● Written exercise: Select the lines that contain "JSON" and copy each of them.

● Provided data:

START

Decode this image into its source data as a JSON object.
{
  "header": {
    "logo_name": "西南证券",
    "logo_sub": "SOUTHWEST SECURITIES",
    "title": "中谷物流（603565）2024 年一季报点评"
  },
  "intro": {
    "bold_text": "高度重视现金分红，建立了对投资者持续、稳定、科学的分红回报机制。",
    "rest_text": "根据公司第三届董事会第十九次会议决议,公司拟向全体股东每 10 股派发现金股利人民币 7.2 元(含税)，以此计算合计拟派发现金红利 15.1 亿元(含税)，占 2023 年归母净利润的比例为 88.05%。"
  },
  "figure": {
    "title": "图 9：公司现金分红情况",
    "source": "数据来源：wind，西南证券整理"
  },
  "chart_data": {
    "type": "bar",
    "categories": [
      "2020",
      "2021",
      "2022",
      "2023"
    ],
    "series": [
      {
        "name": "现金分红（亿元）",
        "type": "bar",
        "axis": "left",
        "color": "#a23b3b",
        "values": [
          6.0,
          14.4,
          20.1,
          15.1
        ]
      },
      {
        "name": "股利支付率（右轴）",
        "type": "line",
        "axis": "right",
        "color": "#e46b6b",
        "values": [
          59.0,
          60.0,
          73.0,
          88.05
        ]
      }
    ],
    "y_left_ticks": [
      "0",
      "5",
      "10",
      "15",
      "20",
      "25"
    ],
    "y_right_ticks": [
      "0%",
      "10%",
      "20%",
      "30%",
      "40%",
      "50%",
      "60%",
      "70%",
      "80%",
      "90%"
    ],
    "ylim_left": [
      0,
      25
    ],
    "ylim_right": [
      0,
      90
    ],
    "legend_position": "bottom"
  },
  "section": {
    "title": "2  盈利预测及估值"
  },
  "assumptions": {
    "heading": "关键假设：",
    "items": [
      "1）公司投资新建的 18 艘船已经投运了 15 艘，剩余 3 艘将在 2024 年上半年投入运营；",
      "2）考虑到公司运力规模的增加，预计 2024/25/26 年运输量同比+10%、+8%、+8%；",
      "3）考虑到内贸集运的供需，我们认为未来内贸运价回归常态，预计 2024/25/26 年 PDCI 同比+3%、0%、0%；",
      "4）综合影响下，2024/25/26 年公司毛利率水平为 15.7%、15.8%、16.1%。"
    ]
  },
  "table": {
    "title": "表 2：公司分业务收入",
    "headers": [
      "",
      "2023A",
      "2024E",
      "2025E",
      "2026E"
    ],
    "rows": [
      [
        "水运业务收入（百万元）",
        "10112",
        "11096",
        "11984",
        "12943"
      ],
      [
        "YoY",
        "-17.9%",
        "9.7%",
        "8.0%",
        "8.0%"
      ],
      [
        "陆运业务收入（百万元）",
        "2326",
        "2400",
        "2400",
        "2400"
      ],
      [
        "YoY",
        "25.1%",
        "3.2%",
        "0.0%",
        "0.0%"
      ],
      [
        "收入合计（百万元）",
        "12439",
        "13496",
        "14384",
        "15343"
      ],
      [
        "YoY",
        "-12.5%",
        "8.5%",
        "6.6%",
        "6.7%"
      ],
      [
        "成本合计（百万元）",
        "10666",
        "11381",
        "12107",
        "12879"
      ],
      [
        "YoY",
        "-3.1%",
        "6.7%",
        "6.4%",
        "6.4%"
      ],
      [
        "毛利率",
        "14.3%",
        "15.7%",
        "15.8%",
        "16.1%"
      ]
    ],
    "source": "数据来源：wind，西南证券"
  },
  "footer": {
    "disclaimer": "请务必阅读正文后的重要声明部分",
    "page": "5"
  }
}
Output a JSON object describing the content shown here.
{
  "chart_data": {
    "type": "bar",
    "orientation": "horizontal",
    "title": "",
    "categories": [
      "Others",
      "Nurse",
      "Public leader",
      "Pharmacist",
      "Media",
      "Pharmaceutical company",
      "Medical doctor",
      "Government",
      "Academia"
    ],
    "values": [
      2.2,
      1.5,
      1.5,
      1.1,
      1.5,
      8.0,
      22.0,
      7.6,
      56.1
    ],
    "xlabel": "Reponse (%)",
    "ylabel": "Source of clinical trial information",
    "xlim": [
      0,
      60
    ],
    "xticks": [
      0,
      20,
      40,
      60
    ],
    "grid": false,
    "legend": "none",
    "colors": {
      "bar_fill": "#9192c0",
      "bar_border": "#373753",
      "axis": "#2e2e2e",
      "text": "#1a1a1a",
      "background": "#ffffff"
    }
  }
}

END

● The reply:
Decode this image into its source data as a JSON object.
Output a JSON object describing the content shown here.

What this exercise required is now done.